#### What you will do
Lines containing the string "title" are to be counted; report only how many there are.

#### Working data
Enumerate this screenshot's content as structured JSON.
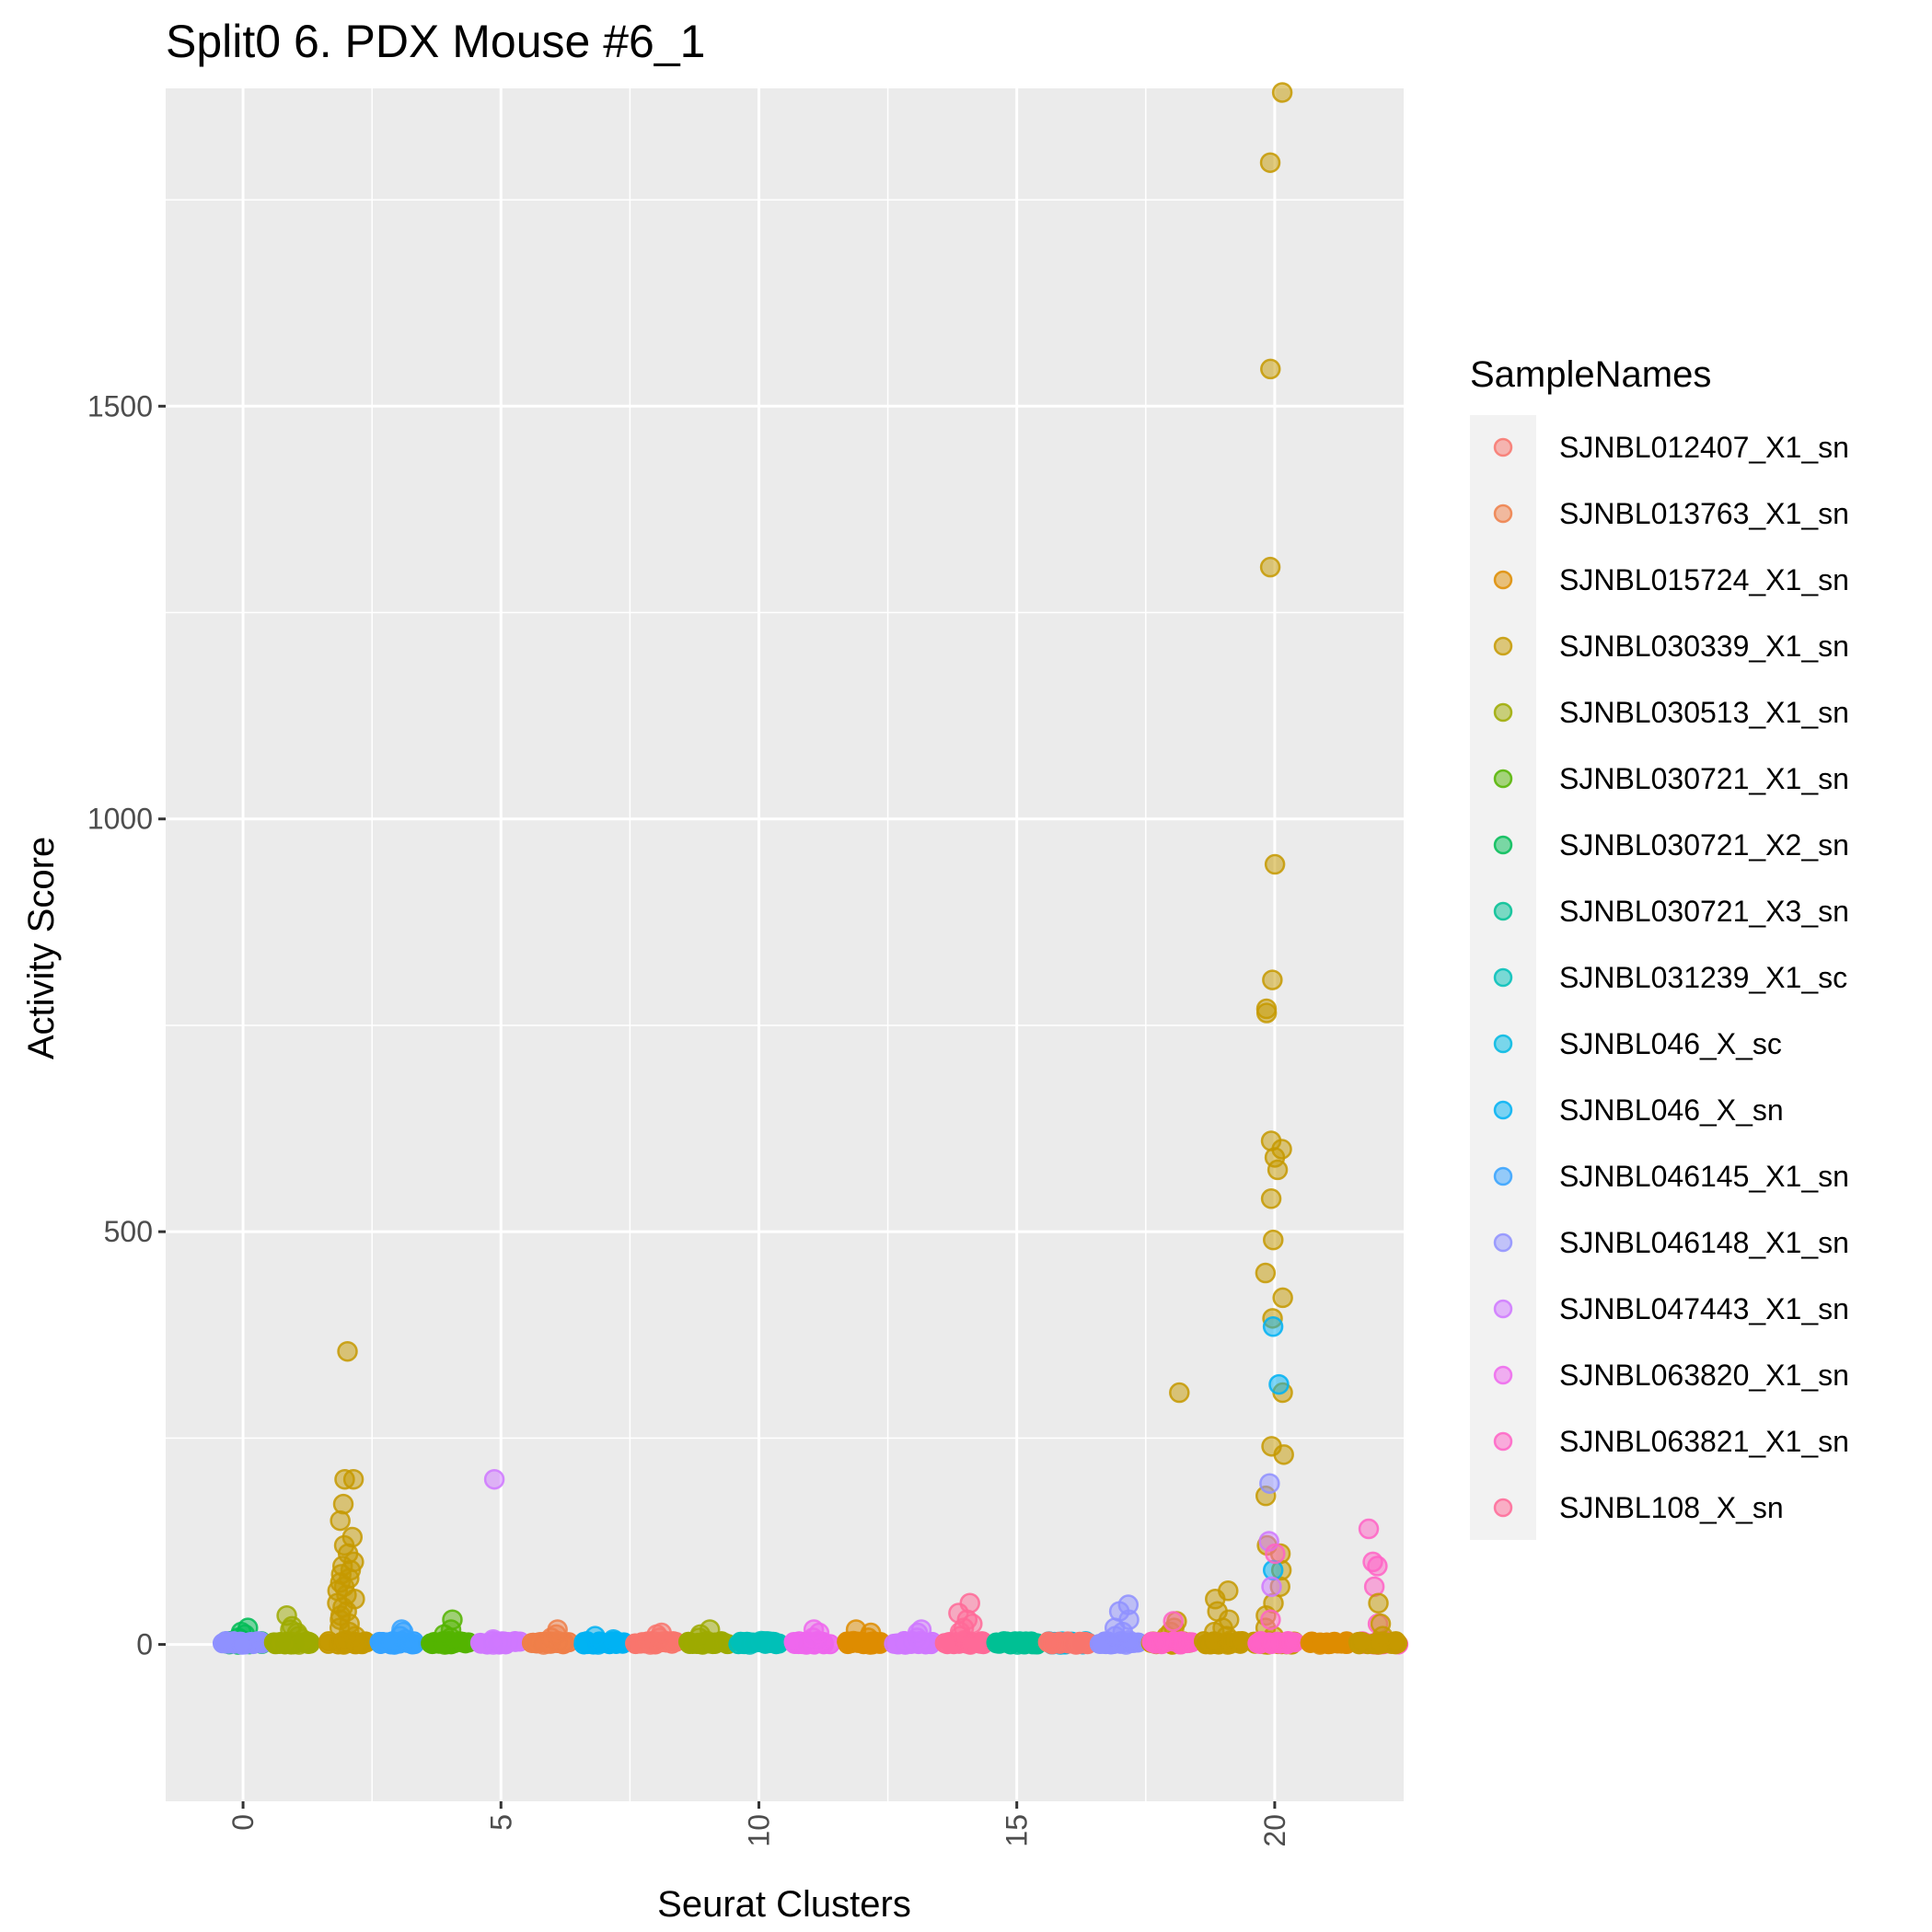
{
  "chart_data": {
    "type": "scatter",
    "title": "Split0 6. PDX Mouse #6_1",
    "xlabel": "Seurat Clusters",
    "ylabel": "Activity Score",
    "xlim": [
      -1.5,
      22.5
    ],
    "ylim": [
      -190,
      1885
    ],
    "x_ticks": [
      0,
      5,
      10,
      15,
      20
    ],
    "x_tick_labels": [
      "0",
      "5",
      "10",
      "15",
      "20"
    ],
    "y_ticks": [
      0,
      500,
      1000,
      1500
    ],
    "y_tick_labels": [
      "0",
      "500",
      "1000",
      "1500"
    ],
    "grid": true,
    "legend": {
      "title": "SampleNames",
      "placement": "right",
      "entries": [
        {
          "label": "SJNBL012407_X1_sn",
          "color": "#F8766D"
        },
        {
          "label": "SJNBL013763_X1_sn",
          "color": "#E58700"
        },
        {
          "label": "SJNBL015724_X1_sn",
          "color": "#C99800"
        },
        {
          "label": "SJNBL030339_X1_sn",
          "color": "#A3A500"
        },
        {
          "label": "SJNBL030513_X1_sn",
          "color": "#6BB100"
        },
        {
          "label": "SJNBL030721_X1_sn",
          "color": "#00BA38"
        },
        {
          "label": "SJNBL030721_X2_sn",
          "color": "#00BF7D"
        },
        {
          "label": "SJNBL030721_X3_sn",
          "color": "#00C0AF"
        },
        {
          "label": "SJNBL031239_X1_sc",
          "color": "#00BCD8"
        },
        {
          "label": "SJNBL046_X_sc",
          "color": "#00B0F6"
        },
        {
          "label": "SJNBL046_X_sn",
          "color": "#00B0F6"
        },
        {
          "label": "SJNBL046145_X1_sn",
          "color": "#619CFF"
        },
        {
          "label": "SJNBL046148_X1_sn",
          "color": "#B983FF"
        },
        {
          "label": "SJNBL047443_X1_sn",
          "color": "#E76BF3"
        },
        {
          "label": "SJNBL063820_X1_sn",
          "color": "#FD61D1"
        },
        {
          "label": "SJNBL063821_X1_sn",
          "color": "#FF67A4"
        },
        {
          "label": "SJNBL108_X_sn",
          "color": "#FF6C91"
        }
      ]
    },
    "legend_colors": [
      "#F8766D",
      "#EF7F49",
      "#DE8C00",
      "#C59900",
      "#9DAA00",
      "#53B400",
      "#00BC56",
      "#00C094",
      "#00C0B8",
      "#00B9E3",
      "#00B2F3",
      "#35A2FF",
      "#8F91FF",
      "#CF78FF",
      "#EE67ED",
      "#FF63C5",
      "#FF6A98"
    ],
    "series": [
      {
        "cluster": 0,
        "sample": "SJNBL030721_X2_sn",
        "values": [
          0,
          2,
          5,
          8,
          12,
          15,
          20,
          3
        ]
      },
      {
        "cluster": 0,
        "sample": "SJNBL046148_X1_sn",
        "values": [
          0
        ]
      },
      {
        "cluster": 1,
        "sample": "SJNBL030513_X1_sn",
        "values": [
          0,
          3,
          6,
          10,
          14,
          18,
          22,
          35
        ]
      },
      {
        "cluster": 2,
        "sample": "SJNBL030339_X1_sn",
        "values": [
          0,
          5,
          10,
          15,
          20,
          25,
          30,
          35,
          40,
          45,
          50,
          55,
          60,
          65,
          70,
          75,
          80,
          85,
          90,
          95,
          100,
          110,
          120,
          130,
          150,
          170,
          200,
          200,
          355
        ]
      },
      {
        "cluster": 3,
        "sample": "SJNBL046145_X1_sn",
        "values": [
          0,
          3,
          6,
          10,
          15,
          18
        ]
      },
      {
        "cluster": 4,
        "sample": "SJNBL030721_X1_sn",
        "values": [
          0,
          4,
          8,
          12,
          18,
          30
        ]
      },
      {
        "cluster": 5,
        "sample": "SJNBL047443_X1_sn",
        "values": [
          0,
          3,
          6,
          200
        ]
      },
      {
        "cluster": 6,
        "sample": "SJNBL013763_X1_sn",
        "values": [
          0,
          4,
          8,
          12,
          18
        ]
      },
      {
        "cluster": 7,
        "sample": "SJNBL046_X_sn",
        "values": [
          0,
          3,
          6,
          10
        ]
      },
      {
        "cluster": 8,
        "sample": "SJNBL012407_X1_sn",
        "values": [
          0,
          4,
          8,
          12,
          14
        ]
      },
      {
        "cluster": 9,
        "sample": "SJNBL030513_X1_sn",
        "values": [
          0,
          4,
          8,
          12,
          18
        ]
      },
      {
        "cluster": 10,
        "sample": "SJNBL031239_X1_sc",
        "values": [
          0,
          2,
          4
        ]
      },
      {
        "cluster": 11,
        "sample": "SJNBL063820_X1_sn",
        "values": [
          0,
          4,
          8,
          14,
          18
        ]
      },
      {
        "cluster": 12,
        "sample": "SJNBL015724_X1_sn",
        "values": [
          0,
          4,
          8,
          14,
          18
        ]
      },
      {
        "cluster": 13,
        "sample": "SJNBL047443_X1_sn",
        "values": [
          0,
          4,
          8,
          14,
          18
        ]
      },
      {
        "cluster": 14,
        "sample": "SJNBL108_X_sn",
        "values": [
          0,
          5,
          10,
          15,
          20,
          25,
          30,
          38,
          50
        ]
      },
      {
        "cluster": 15,
        "sample": "SJNBL030721_X3_sn",
        "values": [
          0,
          2
        ]
      },
      {
        "cluster": 16,
        "sample": "SJNBL046_X_sc",
        "values": [
          0,
          2
        ]
      },
      {
        "cluster": 16,
        "sample": "SJNBL012407_X1_sn",
        "values": [
          0
        ]
      },
      {
        "cluster": 17,
        "sample": "SJNBL046148_X1_sn",
        "values": [
          0,
          5,
          10,
          15,
          20,
          30,
          40,
          48
        ]
      },
      {
        "cluster": 18,
        "sample": "SJNBL030339_X1_sn",
        "values": [
          0,
          5,
          10,
          15,
          20,
          28,
          305
        ]
      },
      {
        "cluster": 18,
        "sample": "SJNBL063821_X1_sn",
        "values": [
          28
        ]
      },
      {
        "cluster": 19,
        "sample": "SJNBL030339_X1_sn",
        "values": [
          0,
          5,
          10,
          15,
          20,
          30,
          40,
          55,
          65
        ]
      },
      {
        "cluster": 20,
        "sample": "SJNBL030339_X1_sn",
        "values": [
          0,
          10,
          20,
          35,
          50,
          70,
          90,
          110,
          120,
          180,
          230,
          240,
          305,
          395,
          420,
          450,
          490,
          540,
          575,
          590,
          600,
          610,
          765,
          770,
          805,
          945,
          1305,
          1545,
          1795,
          1880
        ]
      },
      {
        "cluster": 20,
        "sample": "SJNBL046_X_sn",
        "values": [
          90,
          315,
          385
        ]
      },
      {
        "cluster": 20,
        "sample": "SJNBL046148_X1_sn",
        "values": [
          195
        ]
      },
      {
        "cluster": 20,
        "sample": "SJNBL047443_X1_sn",
        "values": [
          70,
          125
        ]
      },
      {
        "cluster": 20,
        "sample": "SJNBL063821_X1_sn",
        "values": [
          30,
          110
        ]
      },
      {
        "cluster": 21,
        "sample": "SJNBL015724_X1_sn",
        "values": [
          0,
          2
        ]
      },
      {
        "cluster": 22,
        "sample": "SJNBL063821_X1_sn",
        "values": [
          0,
          25,
          70,
          95,
          100,
          140
        ]
      },
      {
        "cluster": 22,
        "sample": "SJNBL030339_X1_sn",
        "values": [
          0,
          10,
          25,
          50
        ]
      }
    ]
  }
}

#### Output of the exercise
2